(What you will do): Take the material below and retype it in full; pictures are left out.

:: Records for this exercise

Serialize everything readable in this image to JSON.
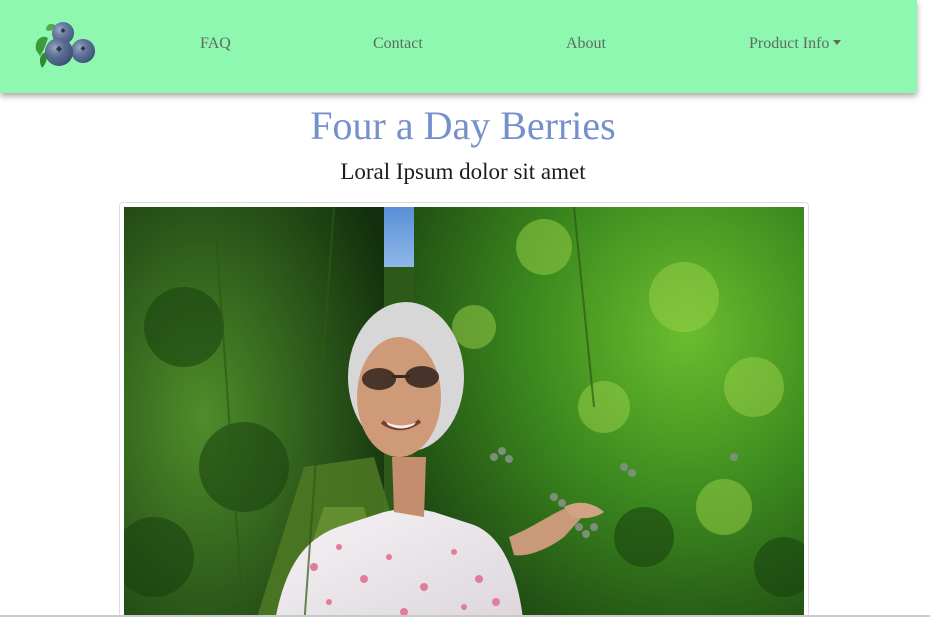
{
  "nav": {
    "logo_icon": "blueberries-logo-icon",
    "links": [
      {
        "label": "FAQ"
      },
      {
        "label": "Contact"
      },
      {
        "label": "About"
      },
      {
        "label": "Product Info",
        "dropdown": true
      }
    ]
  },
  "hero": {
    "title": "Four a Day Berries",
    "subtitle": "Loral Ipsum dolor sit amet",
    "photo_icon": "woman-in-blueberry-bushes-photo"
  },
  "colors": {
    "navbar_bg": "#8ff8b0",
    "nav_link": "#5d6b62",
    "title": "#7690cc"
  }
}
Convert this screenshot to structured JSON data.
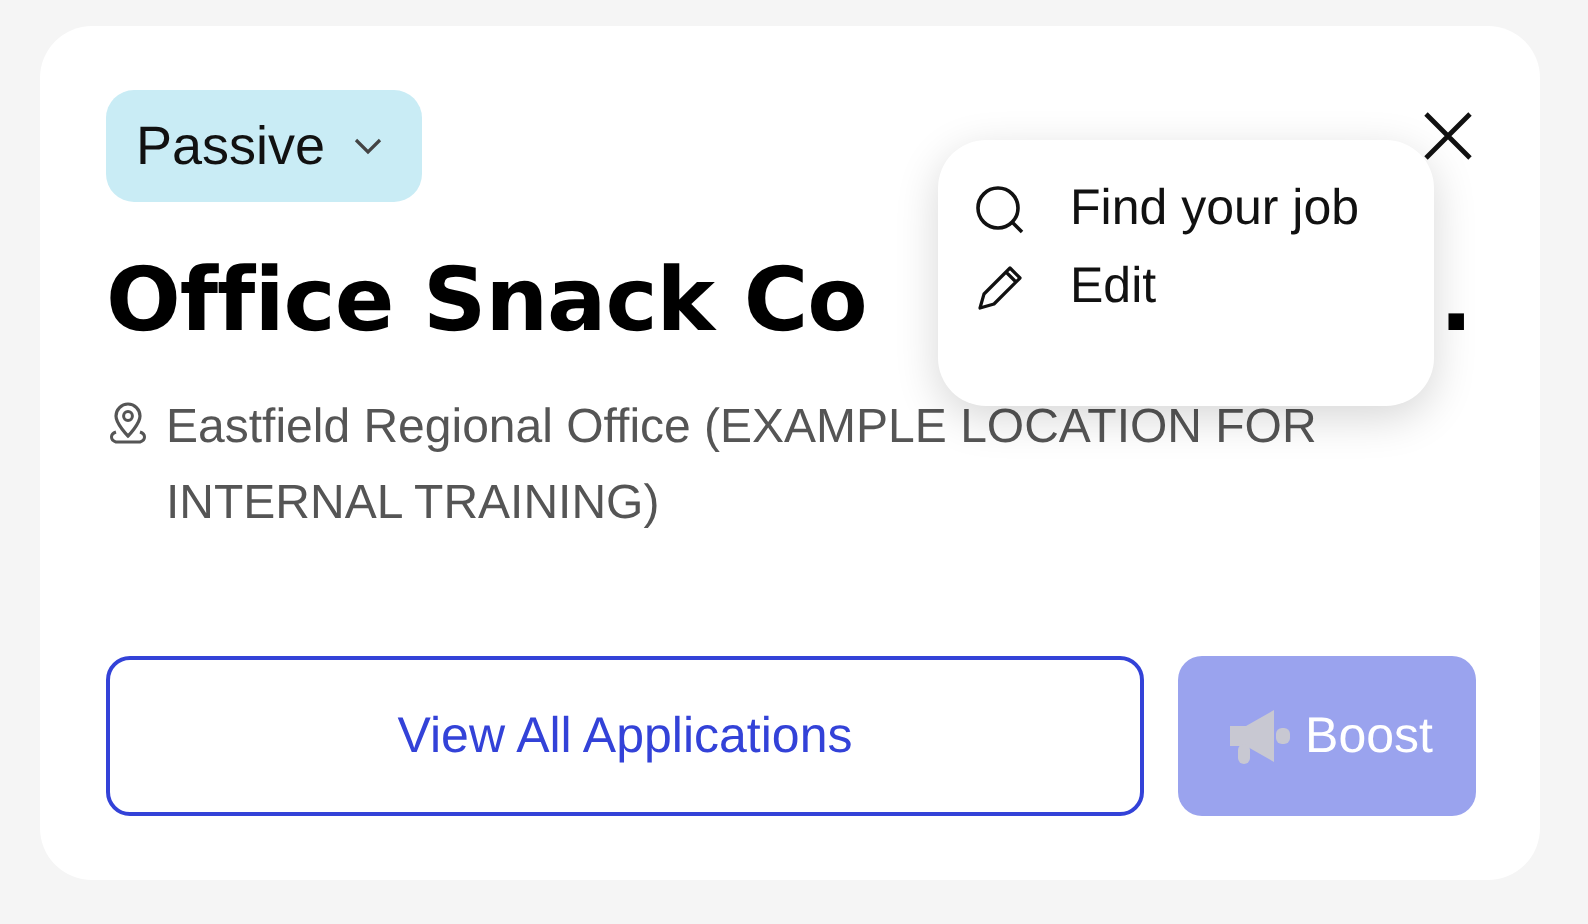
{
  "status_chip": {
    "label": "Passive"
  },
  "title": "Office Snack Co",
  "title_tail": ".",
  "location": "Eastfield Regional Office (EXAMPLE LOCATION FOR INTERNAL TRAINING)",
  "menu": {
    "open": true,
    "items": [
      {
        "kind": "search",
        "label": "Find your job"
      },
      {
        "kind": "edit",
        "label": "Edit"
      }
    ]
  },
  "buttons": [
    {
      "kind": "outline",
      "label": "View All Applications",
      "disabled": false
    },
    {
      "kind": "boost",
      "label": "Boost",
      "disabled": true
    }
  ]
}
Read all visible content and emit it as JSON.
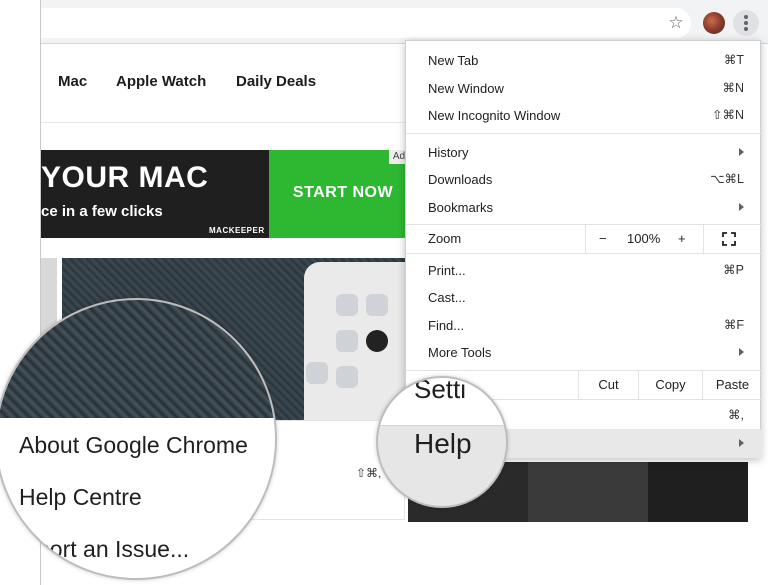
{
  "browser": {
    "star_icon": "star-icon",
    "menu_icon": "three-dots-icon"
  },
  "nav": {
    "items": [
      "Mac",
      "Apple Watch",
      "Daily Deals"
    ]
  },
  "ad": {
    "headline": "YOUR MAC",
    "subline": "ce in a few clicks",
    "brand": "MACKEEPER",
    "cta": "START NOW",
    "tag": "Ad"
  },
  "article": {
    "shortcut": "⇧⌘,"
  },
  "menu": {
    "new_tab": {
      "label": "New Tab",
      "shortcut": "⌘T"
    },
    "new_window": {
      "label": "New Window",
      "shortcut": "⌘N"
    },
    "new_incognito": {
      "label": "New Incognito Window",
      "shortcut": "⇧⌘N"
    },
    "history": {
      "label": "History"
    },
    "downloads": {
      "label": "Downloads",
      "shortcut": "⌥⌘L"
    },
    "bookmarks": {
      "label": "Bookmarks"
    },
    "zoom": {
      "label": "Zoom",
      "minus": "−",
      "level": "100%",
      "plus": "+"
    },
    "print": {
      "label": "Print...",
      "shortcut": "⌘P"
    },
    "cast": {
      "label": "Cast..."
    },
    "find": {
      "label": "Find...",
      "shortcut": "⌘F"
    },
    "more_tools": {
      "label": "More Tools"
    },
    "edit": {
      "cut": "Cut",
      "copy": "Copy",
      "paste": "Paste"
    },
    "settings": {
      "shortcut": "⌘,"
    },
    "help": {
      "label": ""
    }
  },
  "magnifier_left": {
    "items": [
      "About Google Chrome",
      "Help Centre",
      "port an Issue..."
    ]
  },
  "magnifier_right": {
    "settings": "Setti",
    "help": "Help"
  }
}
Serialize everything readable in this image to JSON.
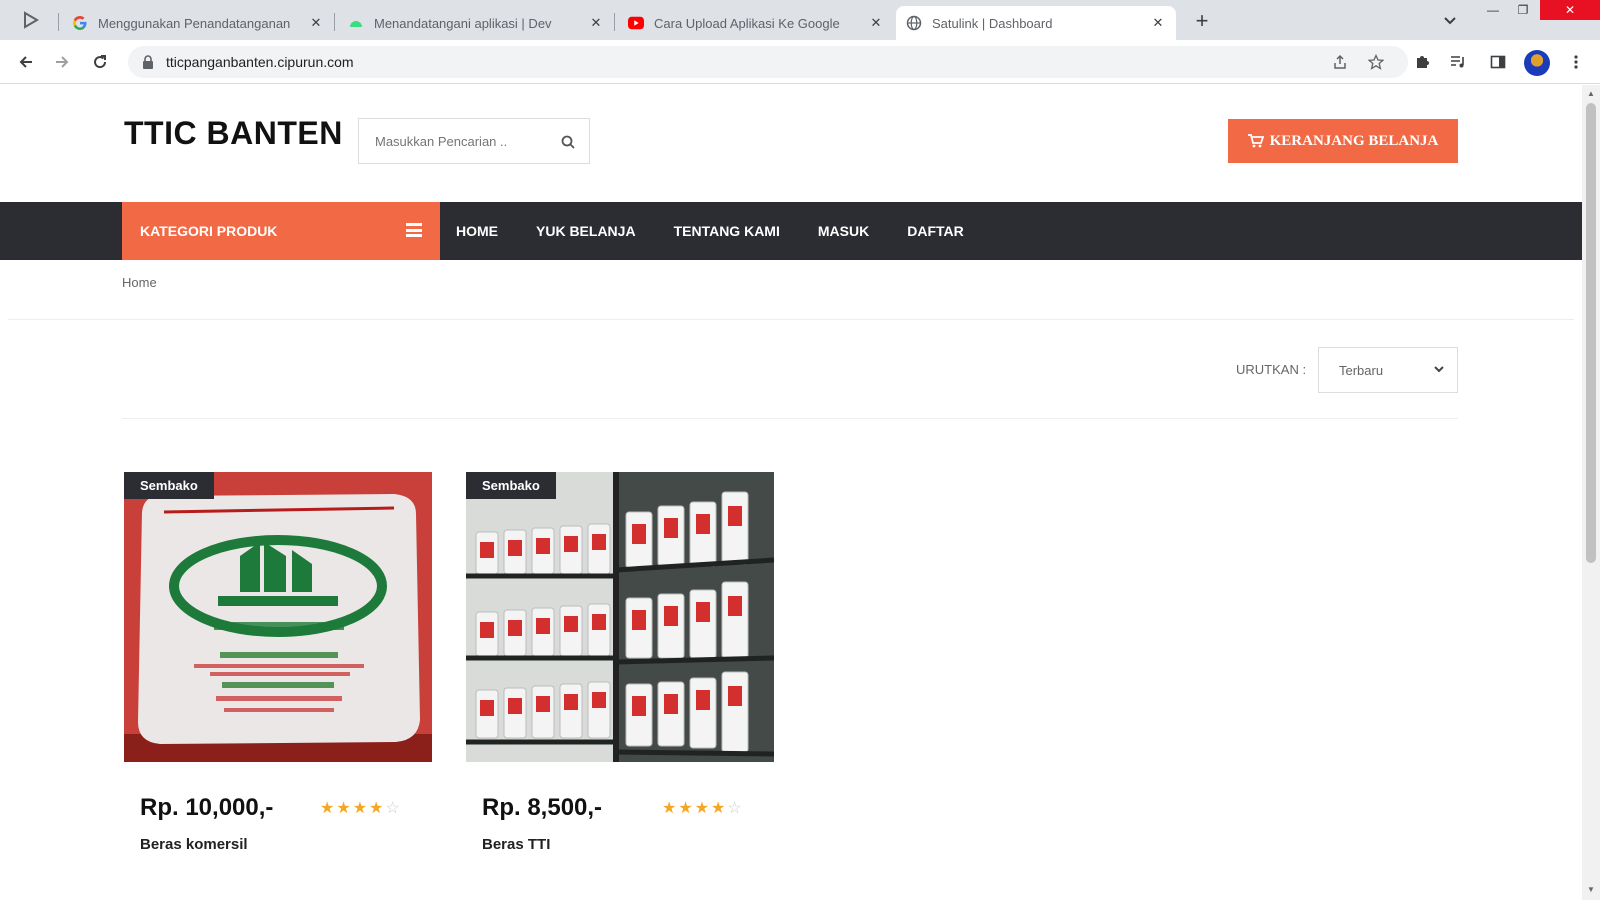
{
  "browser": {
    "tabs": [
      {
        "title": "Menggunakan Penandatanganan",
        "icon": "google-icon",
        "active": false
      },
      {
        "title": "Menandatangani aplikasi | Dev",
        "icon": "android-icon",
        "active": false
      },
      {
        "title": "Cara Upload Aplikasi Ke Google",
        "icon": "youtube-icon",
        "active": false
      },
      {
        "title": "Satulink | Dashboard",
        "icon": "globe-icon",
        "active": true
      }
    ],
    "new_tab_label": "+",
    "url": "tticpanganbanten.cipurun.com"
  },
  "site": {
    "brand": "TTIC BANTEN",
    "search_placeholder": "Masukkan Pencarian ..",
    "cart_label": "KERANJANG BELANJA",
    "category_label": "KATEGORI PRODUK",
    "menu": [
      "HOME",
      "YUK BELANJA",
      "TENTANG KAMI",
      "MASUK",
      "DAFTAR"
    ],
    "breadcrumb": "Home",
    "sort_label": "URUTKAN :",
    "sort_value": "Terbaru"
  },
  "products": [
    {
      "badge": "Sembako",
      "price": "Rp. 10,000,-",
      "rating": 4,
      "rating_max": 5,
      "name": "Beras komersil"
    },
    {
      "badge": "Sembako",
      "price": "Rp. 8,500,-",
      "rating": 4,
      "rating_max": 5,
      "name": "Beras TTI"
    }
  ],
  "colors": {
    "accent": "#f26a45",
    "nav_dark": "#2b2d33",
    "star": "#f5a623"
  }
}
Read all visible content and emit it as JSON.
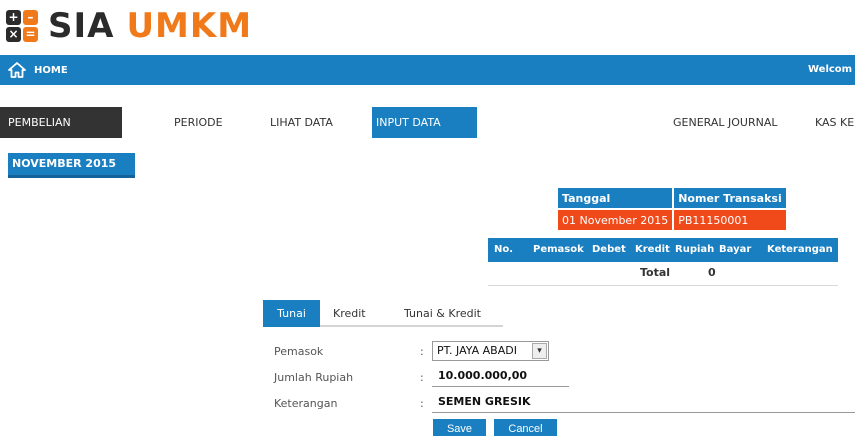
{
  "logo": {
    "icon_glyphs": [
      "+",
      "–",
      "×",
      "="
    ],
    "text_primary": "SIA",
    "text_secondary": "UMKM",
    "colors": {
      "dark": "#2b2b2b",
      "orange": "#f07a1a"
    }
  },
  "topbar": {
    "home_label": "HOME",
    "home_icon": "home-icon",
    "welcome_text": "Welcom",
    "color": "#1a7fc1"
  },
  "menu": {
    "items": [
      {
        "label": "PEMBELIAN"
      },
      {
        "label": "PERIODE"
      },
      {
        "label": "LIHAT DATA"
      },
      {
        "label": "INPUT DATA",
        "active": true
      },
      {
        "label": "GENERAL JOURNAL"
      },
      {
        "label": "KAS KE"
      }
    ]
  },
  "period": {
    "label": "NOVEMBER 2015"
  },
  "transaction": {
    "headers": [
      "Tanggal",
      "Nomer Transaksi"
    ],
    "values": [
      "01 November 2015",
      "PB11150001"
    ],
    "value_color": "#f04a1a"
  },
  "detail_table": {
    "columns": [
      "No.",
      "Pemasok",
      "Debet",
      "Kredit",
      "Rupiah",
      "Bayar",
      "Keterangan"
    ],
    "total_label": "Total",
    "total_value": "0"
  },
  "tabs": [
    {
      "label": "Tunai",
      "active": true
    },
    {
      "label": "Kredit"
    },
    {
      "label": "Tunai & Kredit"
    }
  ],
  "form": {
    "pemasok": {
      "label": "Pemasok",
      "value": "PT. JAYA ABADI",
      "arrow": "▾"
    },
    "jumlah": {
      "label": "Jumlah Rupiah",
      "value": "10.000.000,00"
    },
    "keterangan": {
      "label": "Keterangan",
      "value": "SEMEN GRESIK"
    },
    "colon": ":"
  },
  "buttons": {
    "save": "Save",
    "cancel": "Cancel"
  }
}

::::

(Finished exercise):
Serialize everything readable in this image to JSON.
{
  "nav": {
    "logo_icon": "blueberries-logo-icon",
    "links": [
      {
        "label": "FAQ"
      },
      {
        "label": "Contact"
      },
      {
        "label": "About"
      },
      {
        "label": "Product Info",
        "dropdown": true
      }
    ]
  },
  "hero": {
    "title": "Four a Day Berries",
    "subtitle": "Loral Ipsum dolor sit amet",
    "photo_icon": "woman-in-blueberry-bushes-photo"
  },
  "colors": {
    "navbar_bg": "#8ff8b0",
    "nav_link": "#5d6b62",
    "title": "#7690cc"
  }
}
Convert this screenshot to structured JSON data.
{
  "status_chip": {
    "label": "Passive"
  },
  "title": "Office Snack Co",
  "title_tail": ".",
  "location": "Eastfield Regional Office (EXAMPLE LOCATION FOR INTERNAL TRAINING)",
  "menu": {
    "open": true,
    "items": [
      {
        "kind": "search",
        "label": "Find your job"
      },
      {
        "kind": "edit",
        "label": "Edit"
      }
    ]
  },
  "buttons": [
    {
      "kind": "outline",
      "label": "View All Applications",
      "disabled": false
    },
    {
      "kind": "boost",
      "label": "Boost",
      "disabled": true
    }
  ]
}
Read all visible content and emit it as JSON.
{
  "browser": {
    "star_icon": "star-icon",
    "menu_icon": "three-dots-icon"
  },
  "nav": {
    "items": [
      "Mac",
      "Apple Watch",
      "Daily Deals"
    ]
  },
  "ad": {
    "headline": "YOUR MAC",
    "subline": "ce in a few clicks",
    "brand": "MACKEEPER",
    "cta": "START NOW",
    "tag": "Ad"
  },
  "article": {
    "shortcut": "⇧⌘,"
  },
  "menu": {
    "new_tab": {
      "label": "New Tab",
      "shortcut": "⌘T"
    },
    "new_window": {
      "label": "New Window",
      "shortcut": "⌘N"
    },
    "new_incognito": {
      "label": "New Incognito Window",
      "shortcut": "⇧⌘N"
    },
    "history": {
      "label": "History"
    },
    "downloads": {
      "label": "Downloads",
      "shortcut": "⌥⌘L"
    },
    "bookmarks": {
      "label": "Bookmarks"
    },
    "zoom": {
      "label": "Zoom",
      "minus": "−",
      "level": "100%",
      "plus": "+"
    },
    "print": {
      "label": "Print...",
      "shortcut": "⌘P"
    },
    "cast": {
      "label": "Cast..."
    },
    "find": {
      "label": "Find...",
      "shortcut": "⌘F"
    },
    "more_tools": {
      "label": "More Tools"
    },
    "edit": {
      "cut": "Cut",
      "copy": "Copy",
      "paste": "Paste"
    },
    "settings": {
      "shortcut": "⌘,"
    },
    "help": {
      "label": ""
    }
  },
  "magnifier_left": {
    "items": [
      "About Google Chrome",
      "Help Centre",
      "port an Issue..."
    ]
  },
  "magnifier_right": {
    "settings": "Setti",
    "help": "Help"
  }
}
Serialize everything readable in this image to JSON.
{
  "browser": {
    "tabs": [
      {
        "title": "Menggunakan Penandatanganan",
        "icon": "google-icon",
        "active": false
      },
      {
        "title": "Menandatangani aplikasi | Dev",
        "icon": "android-icon",
        "active": false
      },
      {
        "title": "Cara Upload Aplikasi Ke Google",
        "icon": "youtube-icon",
        "active": false
      },
      {
        "title": "Satulink | Dashboard",
        "icon": "globe-icon",
        "active": true
      }
    ],
    "new_tab_label": "+",
    "url": "tticpanganbanten.cipurun.com"
  },
  "site": {
    "brand": "TTIC BANTEN",
    "search_placeholder": "Masukkan Pencarian ..",
    "cart_label": "KERANJANG BELANJA",
    "category_label": "KATEGORI PRODUK",
    "menu": [
      "HOME",
      "YUK BELANJA",
      "TENTANG KAMI",
      "MASUK",
      "DAFTAR"
    ],
    "breadcrumb": "Home",
    "sort_label": "URUTKAN :",
    "sort_value": "Terbaru"
  },
  "products": [
    {
      "badge": "Sembako",
      "price": "Rp. 10,000,-",
      "rating": 4,
      "rating_max": 5,
      "name": "Beras komersil"
    },
    {
      "badge": "Sembako",
      "price": "Rp. 8,500,-",
      "rating": 4,
      "rating_max": 5,
      "name": "Beras TTI"
    }
  ],
  "colors": {
    "accent": "#f26a45",
    "nav_dark": "#2b2d33",
    "star": "#f5a623"
  }
}
Read all visible content and emit it as JSON.
{
  "logo": {
    "icon_glyphs": [
      "+",
      "–",
      "×",
      "="
    ],
    "text_primary": "SIA",
    "text_secondary": "UMKM",
    "colors": {
      "dark": "#2b2b2b",
      "orange": "#f07a1a"
    }
  },
  "topbar": {
    "home_label": "HOME",
    "home_icon": "home-icon",
    "welcome_text": "Welcom",
    "color": "#1a7fc1"
  },
  "menu": {
    "items": [
      {
        "label": "PEMBELIAN"
      },
      {
        "label": "PERIODE"
      },
      {
        "label": "LIHAT DATA"
      },
      {
        "label": "INPUT DATA",
        "active": true
      },
      {
        "label": "GENERAL JOURNAL"
      },
      {
        "label": "KAS KE"
      }
    ]
  },
  "period": {
    "label": "NOVEMBER 2015"
  },
  "transaction": {
    "headers": [
      "Tanggal",
      "Nomer Transaksi"
    ],
    "values": [
      "01 November 2015",
      "PB11150001"
    ],
    "value_color": "#f04a1a"
  },
  "detail_table": {
    "columns": [
      "No.",
      "Pemasok",
      "Debet",
      "Kredit",
      "Rupiah",
      "Bayar",
      "Keterangan"
    ],
    "total_label": "Total",
    "total_value": "0"
  },
  "tabs": [
    {
      "label": "Tunai",
      "active": true
    },
    {
      "label": "Kredit"
    },
    {
      "label": "Tunai & Kredit"
    }
  ],
  "form": {
    "pemasok": {
      "label": "Pemasok",
      "value": "PT. JAYA ABADI",
      "arrow": "▾"
    },
    "jumlah": {
      "label": "Jumlah Rupiah",
      "value": "10.000.000,00"
    },
    "keterangan": {
      "label": "Keterangan",
      "value": "SEMEN GRESIK"
    },
    "colon": ":"
  },
  "buttons": {
    "save": "Save",
    "cancel": "Cancel"
  }
}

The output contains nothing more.